Pictures don't belong in the copy. Set down the lines from the one containing "Read this page and output its text content." through the last line, exactly as they are.

RECORDED INFORMATION
════
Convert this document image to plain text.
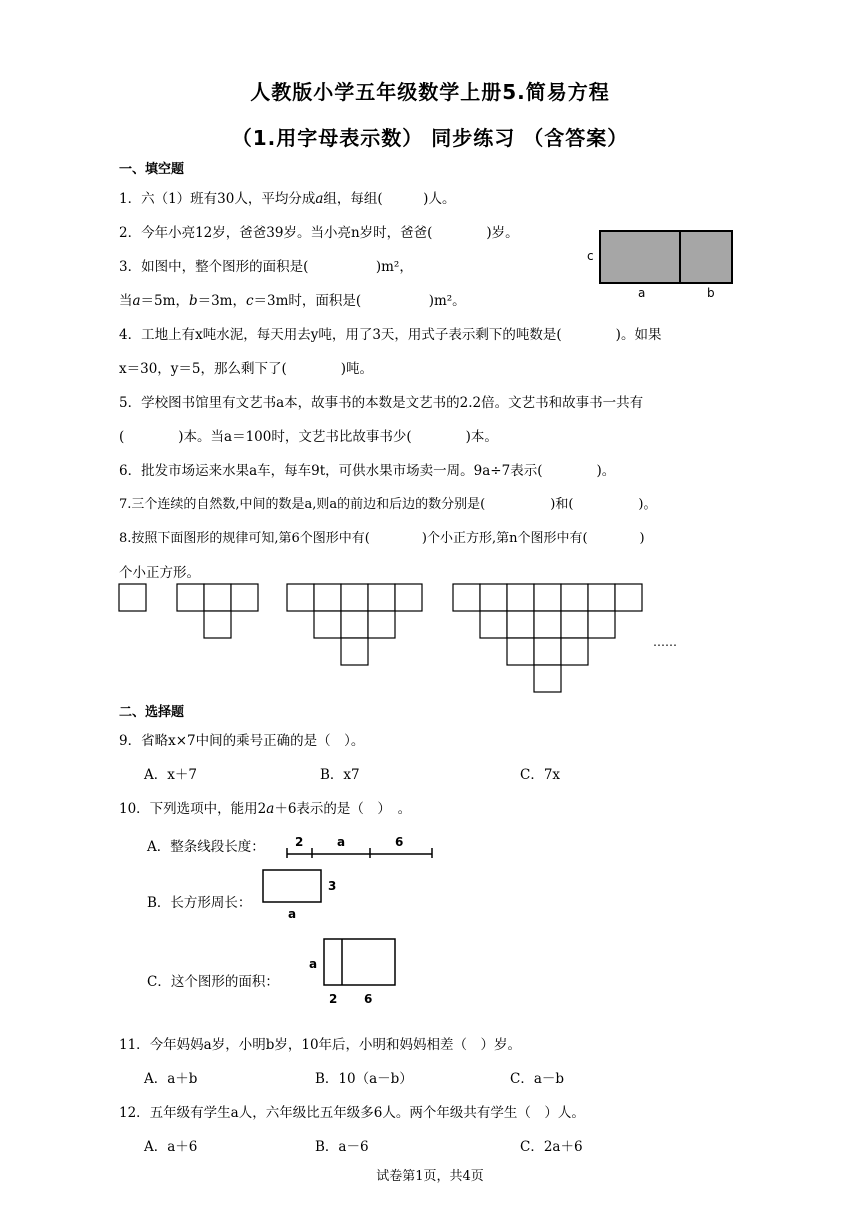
人教版小学五年级数学上册5.简易方程
（1.用字母表示数） 同步练习 （含答案）
一、填空题
1．六（1）班有30人，平均分成𝑎组，每组(　　　)人。
2．今年小亮12岁，爸爸39岁。当小亮n岁时，爸爸(　　　　)岁。
3．如图中，整个图形的面积是(　　　　　)m²，
当𝑎＝5m，𝑏＝3m，𝑐＝3m时，面积是(　　　　　)m²。
c
a	b
4．工地上有x吨水泥，每天用去y吨，用了3天，用式子表示剩下的吨数是(　　　　)。如果
x＝30，y＝5，那么剩下了(　　　　)吨。
5．学校图书馆里有文艺书a本，故事书的本数是文艺书的2.2倍。文艺书和故事书一共有
(　　　　)本。当a＝100时，文艺书比故事书少(　　　　)本。
6．批发市场运来水果a车，每车9t，可供水果市场卖一周。9a÷7表示(　　　　)。
7.三个连续的自然数,中间的数是a,则a的前边和后边的数分别是(　　　　　)和(　　　　　)。
8.按照下面图形的规律可知,第6个图形中有(　　　　)个小正方形,第n个图形中有(　　　　)
个小正方形。
……
二、选择题
9．省略x×7中间的乘号正确的是（　）。
A．x＋7	B．x7	C．7x
10．下列选项中，能用2𝑎＋6表示的是（　）　。
A．整条线段长度：	2	a	6
B．长方形周长：
3
a
C．这个图形的面积：
a
2 6
11．今年妈妈a岁，小明b岁，10年后，小明和妈妈相差（　）岁。
A．a＋b	B．10（a－b）	C．a－b
12．五年级有学生a人，六年级比五年级多6人。两个年级共有学生（　）人。
A．a＋6	B．a－6	C．2a＋6
试卷第1页，共4页
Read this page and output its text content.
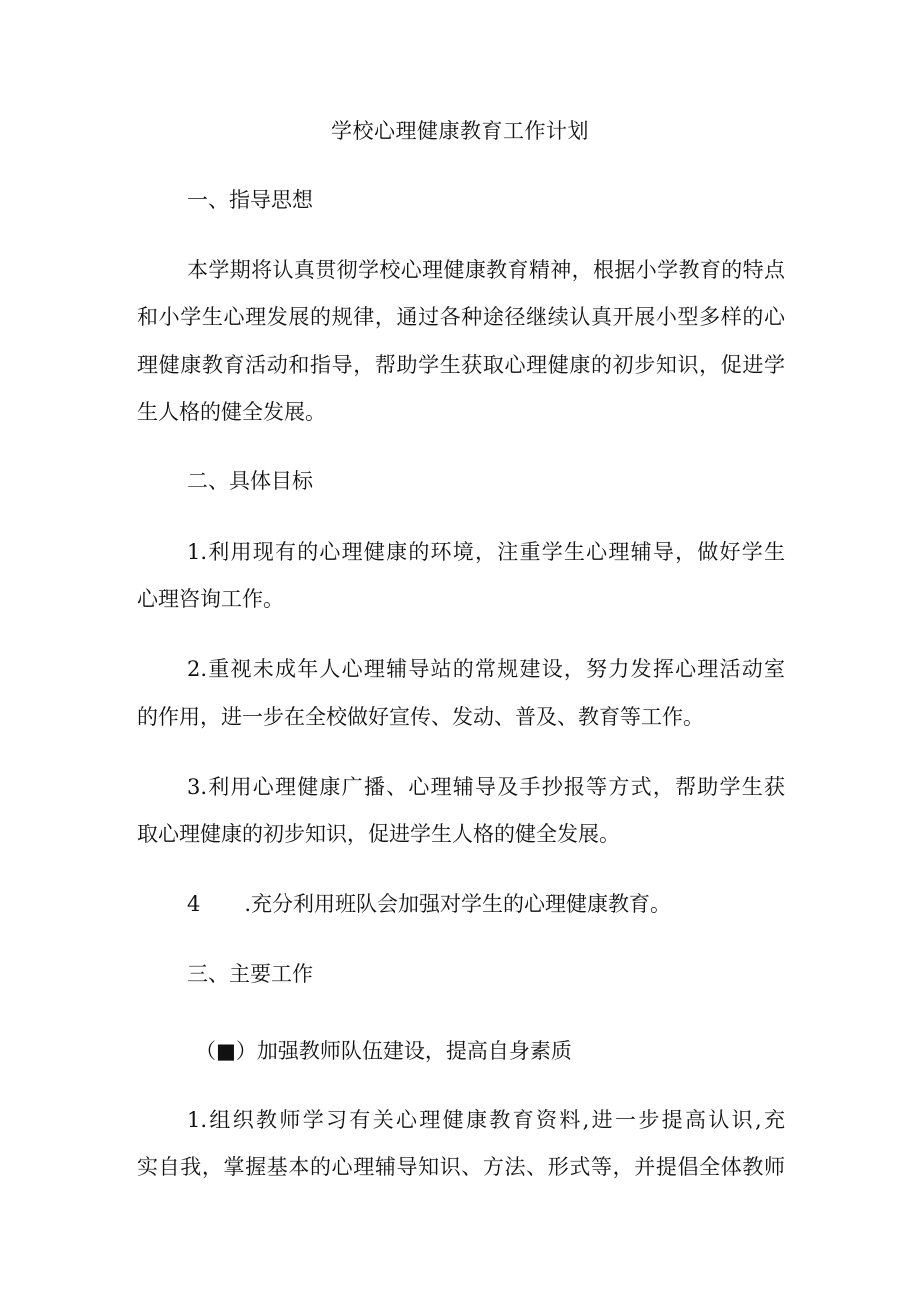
学校心理健康教育工作计划
一、指导思想
本学期将认真贯彻学校心理健康教育精神，根据小学教育的特点
和小学生心理发展的规律，通过各种途径继续认真开展小型多样的心
理健康教育活动和指导，帮助学生获取心理健康的初步知识，促进学
生人格的健全发展。
二、具体目标
1.利用现有的心理健康的环境，注重学生心理辅导，做好学生
心理咨询工作。
2.重视未成年人心理辅导站的常规建设，努力发挥心理活动室
的作用，进一步在全校做好宣传、发动、普及、教育等工作。
3.利用心理健康广播、心理辅导及手抄报等方式，帮助学生获
取心理健康的初步知识，促进学生人格的健全发展。
4 .充分利用班队会加强对学生的心理健康教育。
三、主要工作
（■）加强教师队伍建设，提高自身素质
1.组织教师学习有关心理健康教育资料,进一步提高认识,充
实自我，掌握基本的心理辅导知识、方法、形式等，并提倡全体教师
════
TASK SOLUTION
Read this page and output its text content.
学校心理健康教育工作计划
一、指导思想
本学期将认真贯彻学校心理健康教育精神，根据小学教育的特点
和小学生心理发展的规律，通过各种途径继续认真开展小型多样的心
理健康教育活动和指导，帮助学生获取心理健康的初步知识，促进学
生人格的健全发展。
二、具体目标
1.利用现有的心理健康的环境，注重学生心理辅导，做好学生
心理咨询工作。
2.重视未成年人心理辅导站的常规建设，努力发挥心理活动室
的作用，进一步在全校做好宣传、发动、普及、教育等工作。
3.利用心理健康广播、心理辅导及手抄报等方式，帮助学生获
取心理健康的初步知识，促进学生人格的健全发展。
4 .充分利用班队会加强对学生的心理健康教育。
三、主要工作
（■）加强教师队伍建设，提高自身素质
1.组织教师学习有关心理健康教育资料,进一步提高认识,充
实自我，掌握基本的心理辅导知识、方法、形式等，并提倡全体教师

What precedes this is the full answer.